◆ DESCRIPTION OF THE TASK ◆
Copy all entries without alteration and skip the pictures they hold.
>>>
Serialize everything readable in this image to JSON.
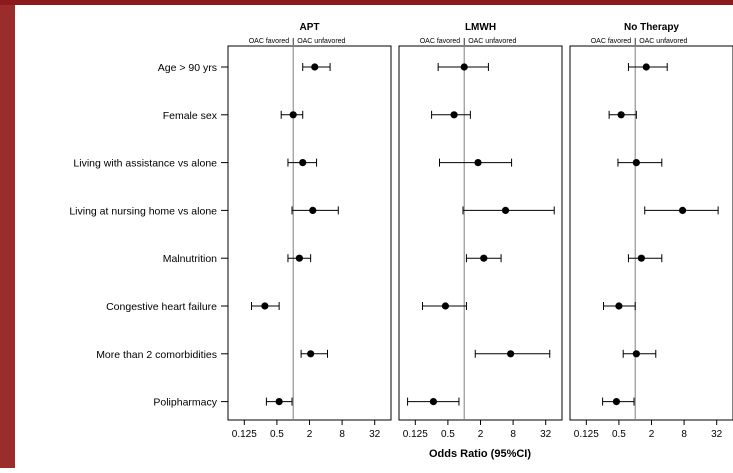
{
  "colors": {
    "accent_bar": "#8b1a1a",
    "left_bar": "#9b2c2c",
    "panel_border": "#000000",
    "reference_line": "#7f7f7f",
    "point": "#000000"
  },
  "chart_data": {
    "type": "forest",
    "xlabel": "Odds Ratio (95%CI)",
    "x_scale": "log2",
    "xlim": [
      0.0625,
      64
    ],
    "x_ticks": [
      0.125,
      0.5,
      2,
      8,
      32
    ],
    "x_tick_labels": [
      "0.125",
      "0.5",
      "2",
      "8",
      "32"
    ],
    "reference_value": 1,
    "direction_labels": {
      "left": "OAC favored",
      "right": "OAC unfavored"
    },
    "rows": [
      "Age > 90 yrs",
      "Female sex",
      "Living with assistance vs alone",
      "Living at nursing home vs alone",
      "Malnutrition",
      "Congestive heart failure",
      "More than 2 comorbidities",
      "Polipharmacy"
    ],
    "panels": [
      {
        "title": "APT",
        "estimates": [
          {
            "or": 2.5,
            "lo": 1.5,
            "hi": 4.8
          },
          {
            "or": 1.0,
            "lo": 0.6,
            "hi": 1.5
          },
          {
            "or": 1.5,
            "lo": 0.8,
            "hi": 2.7
          },
          {
            "or": 2.3,
            "lo": 0.95,
            "hi": 6.8
          },
          {
            "or": 1.3,
            "lo": 0.8,
            "hi": 2.1
          },
          {
            "or": 0.3,
            "lo": 0.17,
            "hi": 0.55
          },
          {
            "or": 2.1,
            "lo": 1.4,
            "hi": 4.3
          },
          {
            "or": 0.55,
            "lo": 0.32,
            "hi": 0.95
          }
        ]
      },
      {
        "title": "LMWH",
        "estimates": [
          {
            "or": 1.0,
            "lo": 0.33,
            "hi": 2.8
          },
          {
            "or": 0.65,
            "lo": 0.25,
            "hi": 1.3
          },
          {
            "or": 1.8,
            "lo": 0.35,
            "hi": 7.5
          },
          {
            "or": 5.8,
            "lo": 0.95,
            "hi": 46
          },
          {
            "or": 2.3,
            "lo": 1.1,
            "hi": 4.8
          },
          {
            "or": 0.45,
            "lo": 0.17,
            "hi": 1.1
          },
          {
            "or": 7.2,
            "lo": 1.6,
            "hi": 38
          },
          {
            "or": 0.27,
            "lo": 0.09,
            "hi": 0.8
          }
        ]
      },
      {
        "title": "No Therapy",
        "estimates": [
          {
            "or": 1.6,
            "lo": 0.75,
            "hi": 3.9
          },
          {
            "or": 0.55,
            "lo": 0.33,
            "hi": 1.05
          },
          {
            "or": 1.05,
            "lo": 0.48,
            "hi": 3.1
          },
          {
            "or": 7.5,
            "lo": 1.5,
            "hi": 34
          },
          {
            "or": 1.3,
            "lo": 0.75,
            "hi": 3.1
          },
          {
            "or": 0.5,
            "lo": 0.26,
            "hi": 1.0
          },
          {
            "or": 1.05,
            "lo": 0.6,
            "hi": 2.4
          },
          {
            "or": 0.45,
            "lo": 0.25,
            "hi": 0.95
          }
        ]
      }
    ]
  }
}
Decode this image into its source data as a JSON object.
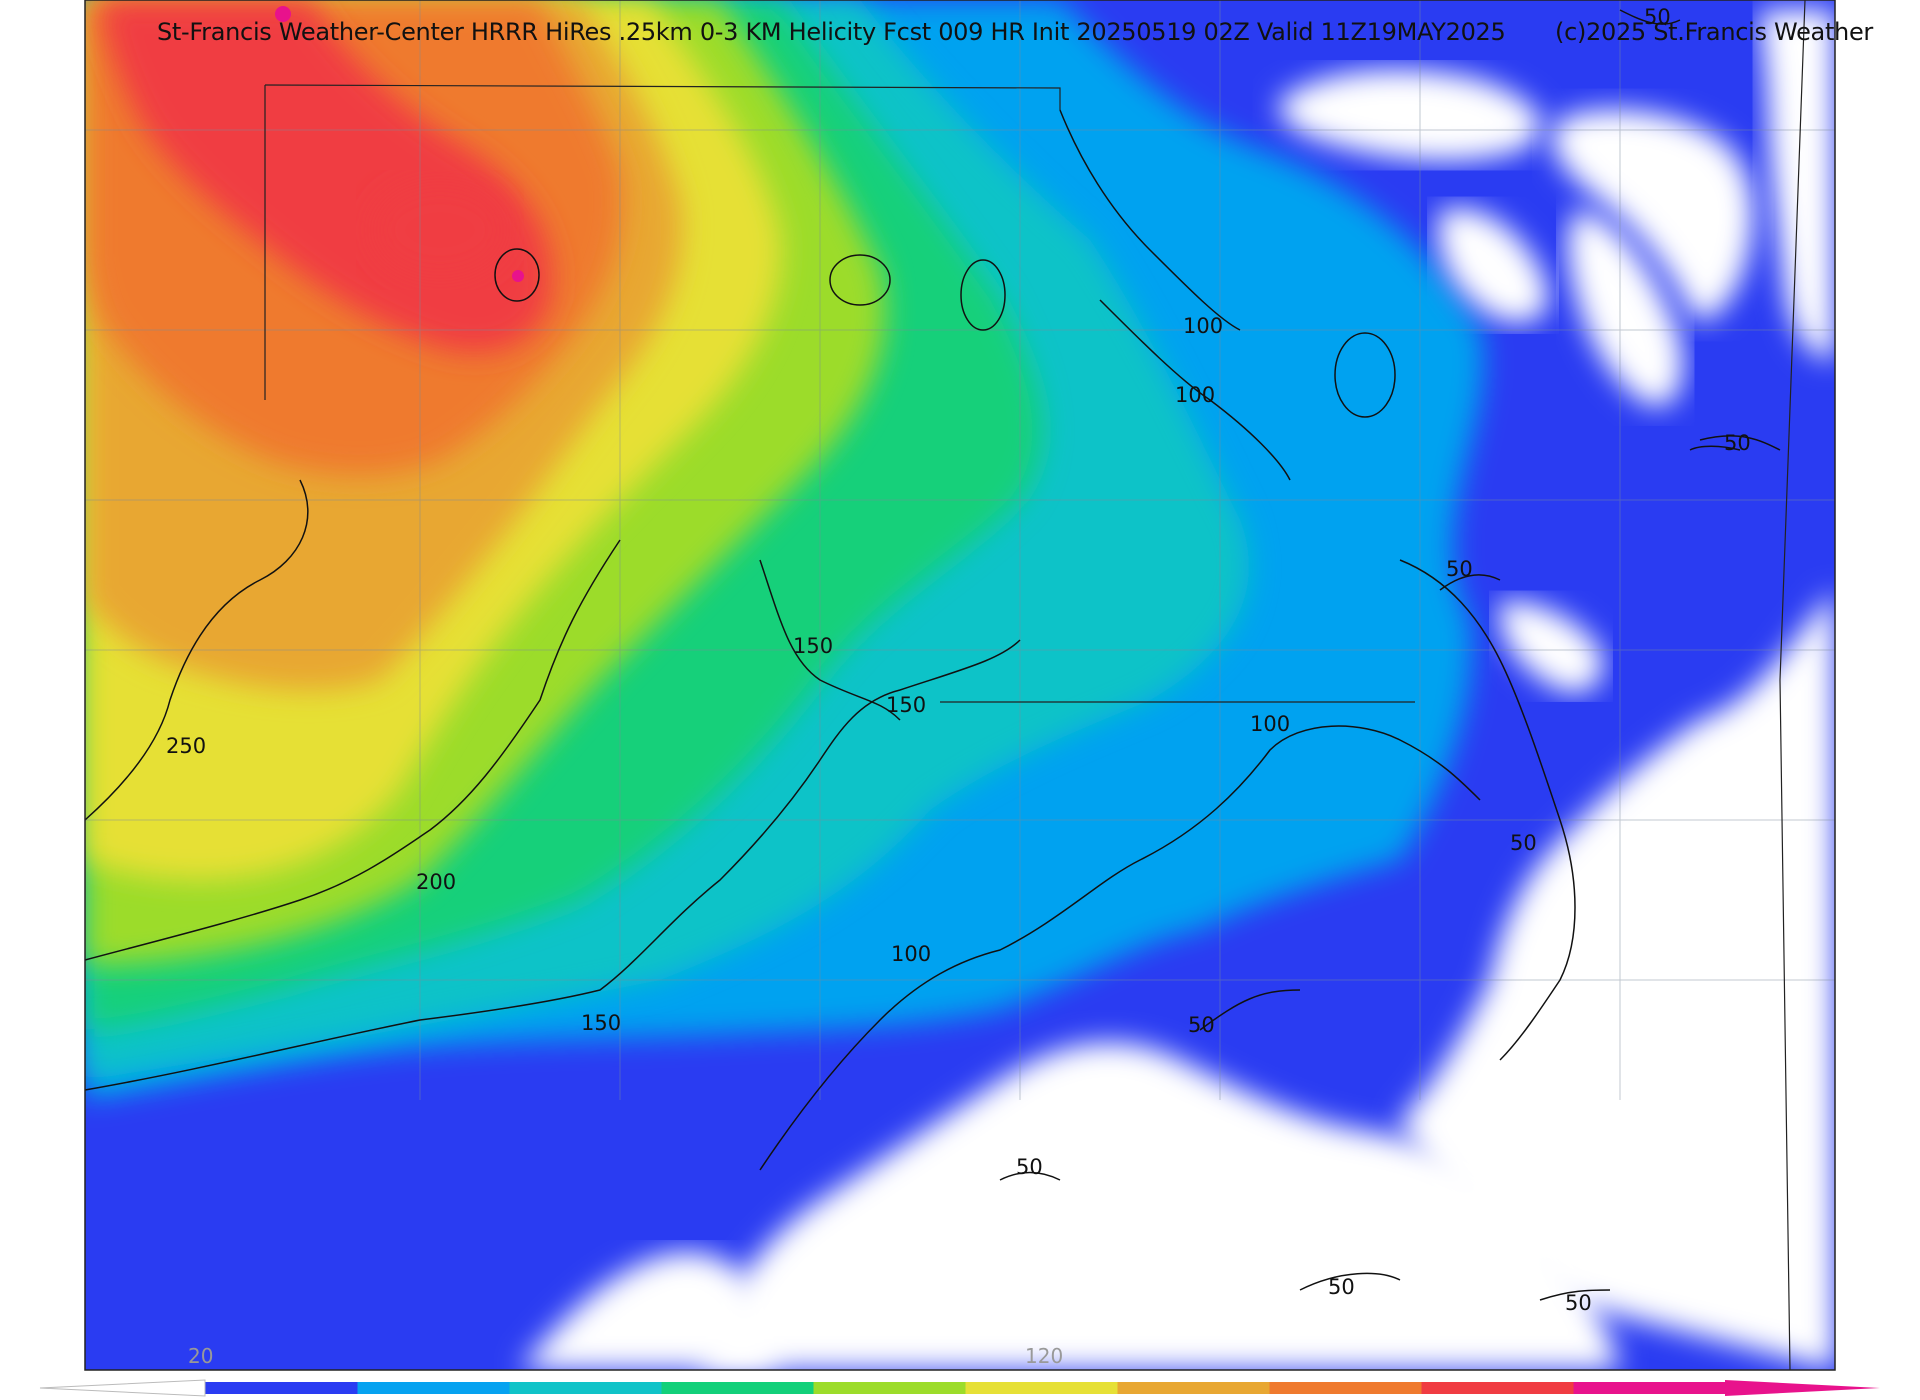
{
  "header": {
    "title": "St-Francis Weather-Center HRRR HiRes .25km 0-3 KM Helicity Fcst 009 HR Init 20250519 02Z  Valid 11Z19MAY2025",
    "copyright": "(c)2025 St.Francis Weather"
  },
  "colors": {
    "white": "#ffffff",
    "blue": "#2a3cf2",
    "sky": "#06a2f0",
    "teal": "#10c3c8",
    "green": "#12d07a",
    "lime": "#9cdc2a",
    "yellow": "#e6e036",
    "amber": "#e8a732",
    "orange": "#ef7a2e",
    "red": "#f03c42",
    "magenta": "#e8128c"
  },
  "contours": {
    "labels": [
      "50",
      "50",
      "50",
      "50",
      "50",
      "50",
      "50",
      "50",
      "100",
      "100",
      "100",
      "100",
      "150",
      "150",
      "150",
      "200",
      "250"
    ]
  },
  "colorbar": {
    "tick_labels": [
      "20",
      "120"
    ],
    "bins": [
      "#2a3cf2",
      "#06a2f0",
      "#10c3c8",
      "#12d07a",
      "#9cdc2a",
      "#e6e036",
      "#e8a732",
      "#ef7a2e",
      "#f03c42",
      "#e8128c"
    ]
  }
}
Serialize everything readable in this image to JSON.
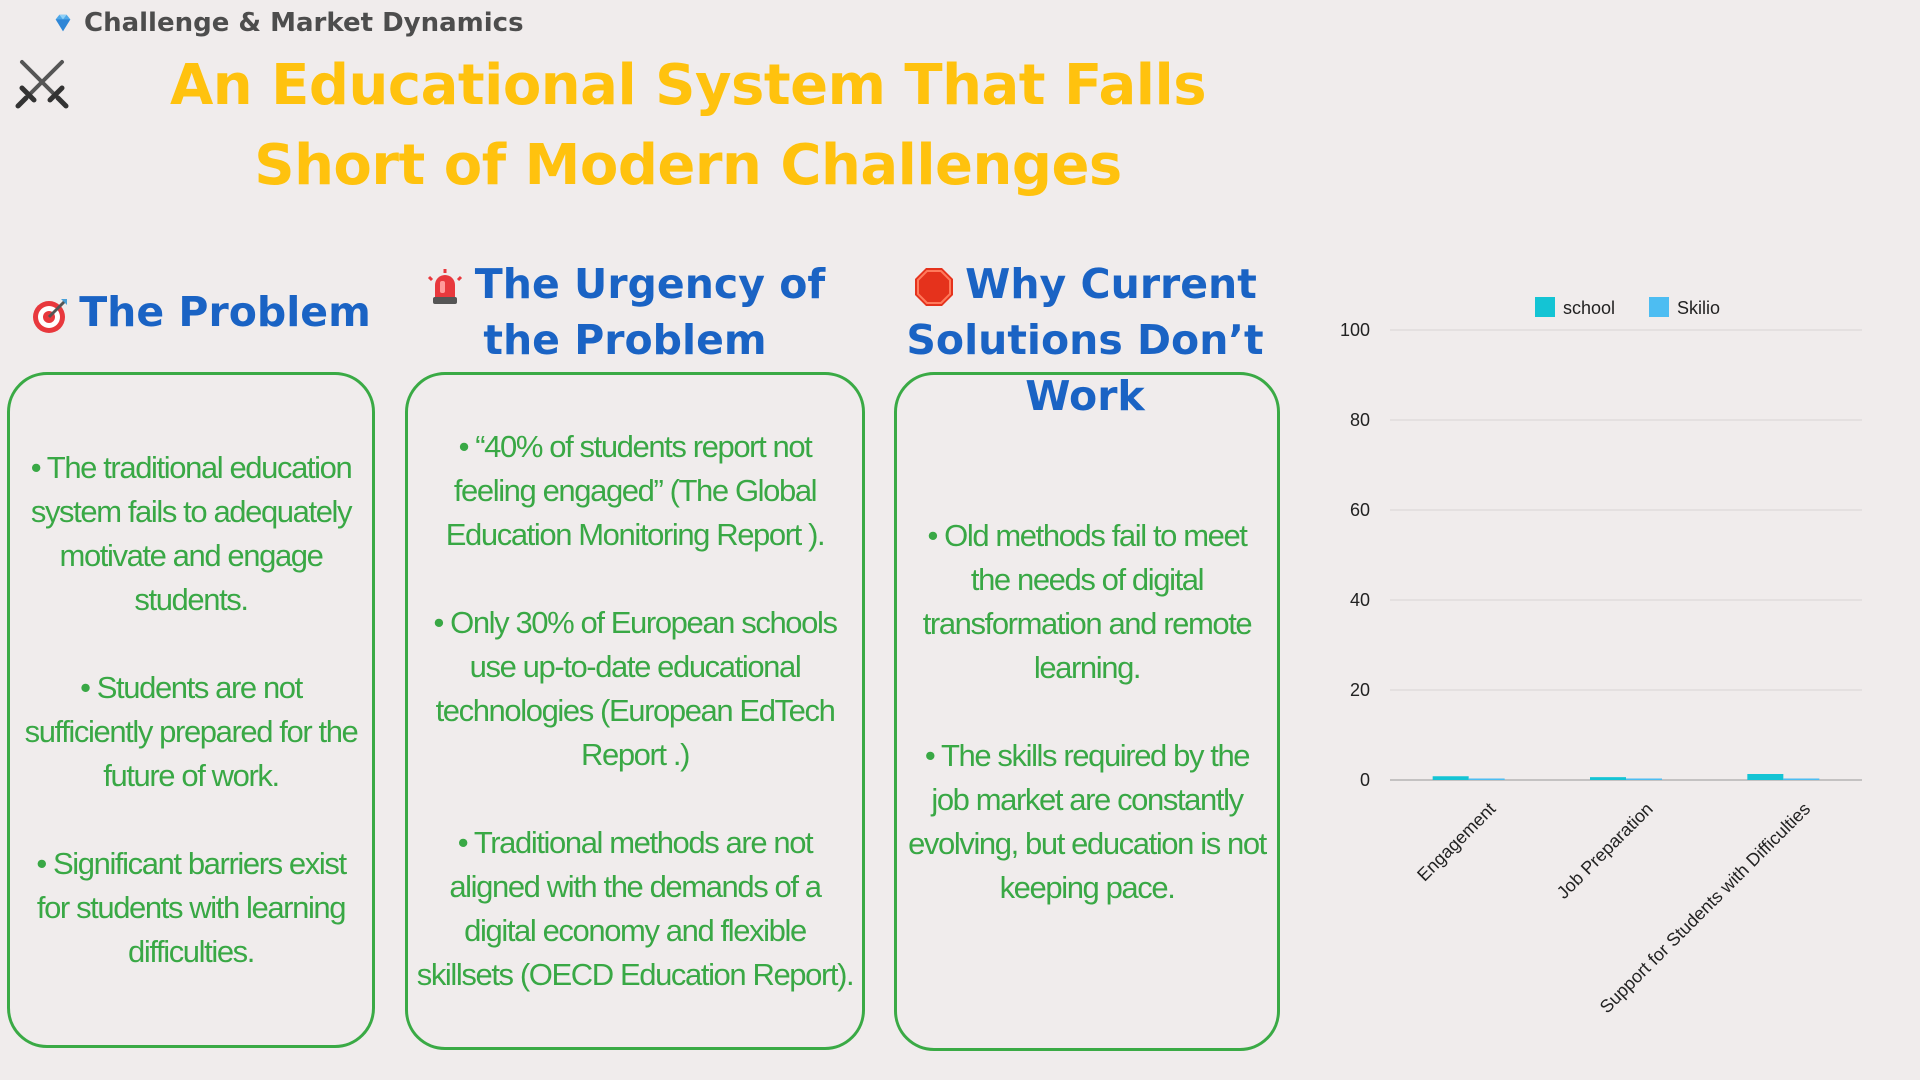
{
  "header": {
    "kicker": "Challenge & Market Dynamics",
    "title": "An Educational System That Falls Short of Modern Challenges"
  },
  "columns": [
    {
      "heading": "The Problem",
      "icon": "target-icon",
      "bullets": [
        "• The traditional education system fails to adequately motivate and engage students.",
        "• Students are not sufficiently prepared for the future of work.",
        "• Significant barriers exist for students with learning difficulties."
      ]
    },
    {
      "heading": "The Urgency of the Problem",
      "icon": "siren-icon",
      "bullets": [
        "• “40% of students report not feeling engaged” (The Global Education Monitoring Report ).",
        "• Only 30% of European schools use up-to-date educational technologies  (European EdTech Report .)",
        "• Traditional methods are not aligned with the demands of a digital economy and flexible skillsets (OECD Education Report)."
      ]
    },
    {
      "heading": "Why Current Solutions Don’t Work",
      "icon": "stop-sign-icon",
      "bullets": [
        "• Old methods fail to meet the needs of digital transformation and remote learning.",
        "• The skills required by the job market are constantly evolving, but education is not keeping pace."
      ]
    }
  ],
  "colors": {
    "background": "#f0ecec",
    "title": "#ffc20e",
    "heading": "#1a63c4",
    "text_green": "#39a845",
    "border_green": "#3aaa45",
    "series_school": "#14c4d4",
    "series_skilio": "#4dbdf2"
  },
  "chart_data": {
    "type": "bar",
    "title": "",
    "xlabel": "",
    "ylabel": "",
    "categories": [
      "Engagement",
      "Job Preparation",
      "Support for Students with Difficulties"
    ],
    "series": [
      {
        "name": "school",
        "values": [
          0.5,
          0.3,
          1
        ]
      },
      {
        "name": "Skilio",
        "values": [
          0,
          0,
          0
        ]
      }
    ],
    "ylim": [
      0,
      100
    ],
    "yticks": [
      0,
      20,
      40,
      60,
      80,
      100
    ],
    "grid": true,
    "legend": "top"
  }
}
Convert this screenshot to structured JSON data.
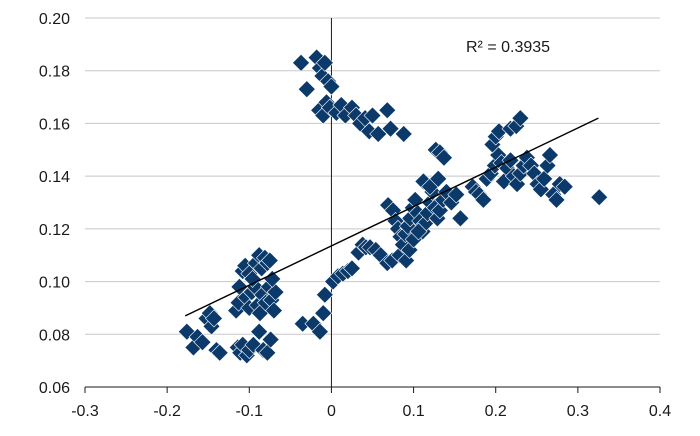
<<<
◆ EXERCISE SOLUTION ◆
Serialize everything readable in this image to JSON.
{
  "colors": {
    "accent_bar": "#8b1a1a",
    "left_bar": "#9b2c2c",
    "panel_border": "#000000",
    "reference_line": "#7f7f7f",
    "point": "#000000"
  },
  "chart_data": {
    "type": "forest",
    "xlabel": "Odds Ratio (95%CI)",
    "x_scale": "log2",
    "xlim": [
      0.0625,
      64
    ],
    "x_ticks": [
      0.125,
      0.5,
      2,
      8,
      32
    ],
    "x_tick_labels": [
      "0.125",
      "0.5",
      "2",
      "8",
      "32"
    ],
    "reference_value": 1,
    "direction_labels": {
      "left": "OAC favored",
      "right": "OAC unfavored"
    },
    "rows": [
      "Age > 90 yrs",
      "Female sex",
      "Living with assistance vs alone",
      "Living at nursing home vs alone",
      "Malnutrition",
      "Congestive heart failure",
      "More than 2 comorbidities",
      "Polipharmacy"
    ],
    "panels": [
      {
        "title": "APT",
        "estimates": [
          {
            "or": 2.5,
            "lo": 1.5,
            "hi": 4.8
          },
          {
            "or": 1.0,
            "lo": 0.6,
            "hi": 1.5
          },
          {
            "or": 1.5,
            "lo": 0.8,
            "hi": 2.7
          },
          {
            "or": 2.3,
            "lo": 0.95,
            "hi": 6.8
          },
          {
            "or": 1.3,
            "lo": 0.8,
            "hi": 2.1
          },
          {
            "or": 0.3,
            "lo": 0.17,
            "hi": 0.55
          },
          {
            "or": 2.1,
            "lo": 1.4,
            "hi": 4.3
          },
          {
            "or": 0.55,
            "lo": 0.32,
            "hi": 0.95
          }
        ]
      },
      {
        "title": "LMWH",
        "estimates": [
          {
            "or": 1.0,
            "lo": 0.33,
            "hi": 2.8
          },
          {
            "or": 0.65,
            "lo": 0.25,
            "hi": 1.3
          },
          {
            "or": 1.8,
            "lo": 0.35,
            "hi": 7.5
          },
          {
            "or": 5.8,
            "lo": 0.95,
            "hi": 46
          },
          {
            "or": 2.3,
            "lo": 1.1,
            "hi": 4.8
          },
          {
            "or": 0.45,
            "lo": 0.17,
            "hi": 1.1
          },
          {
            "or": 7.2,
            "lo": 1.6,
            "hi": 38
          },
          {
            "or": 0.27,
            "lo": 0.09,
            "hi": 0.8
          }
        ]
      },
      {
        "title": "No Therapy",
        "estimates": [
          {
            "or": 1.6,
            "lo": 0.75,
            "hi": 3.9
          },
          {
            "or": 0.55,
            "lo": 0.33,
            "hi": 1.05
          },
          {
            "or": 1.05,
            "lo": 0.48,
            "hi": 3.1
          },
          {
            "or": 7.5,
            "lo": 1.5,
            "hi": 34
          },
          {
            "or": 1.3,
            "lo": 0.75,
            "hi": 3.1
          },
          {
            "or": 0.5,
            "lo": 0.26,
            "hi": 1.0
          },
          {
            "or": 1.05,
            "lo": 0.6,
            "hi": 2.4
          },
          {
            "or": 0.45,
            "lo": 0.25,
            "hi": 0.95
          }
        ]
      }
    ]
  }
}
Decode this image into its source data as a JSON object.
{
  "header": {
    "title": "St-Francis Weather-Center HRRR HiRes .25km 0-3 KM Helicity Fcst 009 HR Init 20250519 02Z  Valid 11Z19MAY2025",
    "copyright": "(c)2025 St.Francis Weather"
  },
  "colors": {
    "white": "#ffffff",
    "blue": "#2a3cf2",
    "sky": "#06a2f0",
    "teal": "#10c3c8",
    "green": "#12d07a",
    "lime": "#9cdc2a",
    "yellow": "#e6e036",
    "amber": "#e8a732",
    "orange": "#ef7a2e",
    "red": "#f03c42",
    "magenta": "#e8128c"
  },
  "contours": {
    "labels": [
      "50",
      "50",
      "50",
      "50",
      "50",
      "50",
      "50",
      "50",
      "100",
      "100",
      "100",
      "100",
      "150",
      "150",
      "150",
      "200",
      "250"
    ]
  },
  "colorbar": {
    "tick_labels": [
      "20",
      "120"
    ],
    "bins": [
      "#2a3cf2",
      "#06a2f0",
      "#10c3c8",
      "#12d07a",
      "#9cdc2a",
      "#e6e036",
      "#e8a732",
      "#ef7a2e",
      "#f03c42",
      "#e8128c"
    ]
  }
}
Serialize everything readable in this image to JSON.
{
  "header": {
    "kicker": "Challenge & Market Dynamics",
    "title": "An Educational System That Falls Short of Modern Challenges"
  },
  "columns": [
    {
      "heading": "The Problem",
      "icon": "target-icon",
      "bullets": [
        "• The traditional education system fails to adequately motivate and engage students.",
        "• Students are not sufficiently prepared for the future of work.",
        "• Significant barriers exist for students with learning difficulties."
      ]
    },
    {
      "heading": "The Urgency of the Problem",
      "icon": "siren-icon",
      "bullets": [
        "• “40% of students report not feeling engaged” (The Global Education Monitoring Report ).",
        "• Only 30% of European schools use up-to-date educational technologies  (European EdTech Report .)",
        "• Traditional methods are not aligned with the demands of a digital economy and flexible skillsets (OECD Education Report)."
      ]
    },
    {
      "heading": "Why Current Solutions Don’t Work",
      "icon": "stop-sign-icon",
      "bullets": [
        "• Old methods fail to meet the needs of digital transformation and remote learning.",
        "• The skills required by the job market are constantly evolving, but education is not keeping pace."
      ]
    }
  ],
  "colors": {
    "background": "#f0ecec",
    "title": "#ffc20e",
    "heading": "#1a63c4",
    "text_green": "#39a845",
    "border_green": "#3aaa45",
    "series_school": "#14c4d4",
    "series_skilio": "#4dbdf2"
  },
  "chart_data": {
    "type": "bar",
    "title": "",
    "xlabel": "",
    "ylabel": "",
    "categories": [
      "Engagement",
      "Job Preparation",
      "Support for Students with Difficulties"
    ],
    "series": [
      {
        "name": "school",
        "values": [
          0.5,
          0.3,
          1
        ]
      },
      {
        "name": "Skilio",
        "values": [
          0,
          0,
          0
        ]
      }
    ],
    "ylim": [
      0,
      100
    ],
    "yticks": [
      0,
      20,
      40,
      60,
      80,
      100
    ],
    "grid": true,
    "legend": "top"
  }
}
Convert this screenshot to structured JSON data.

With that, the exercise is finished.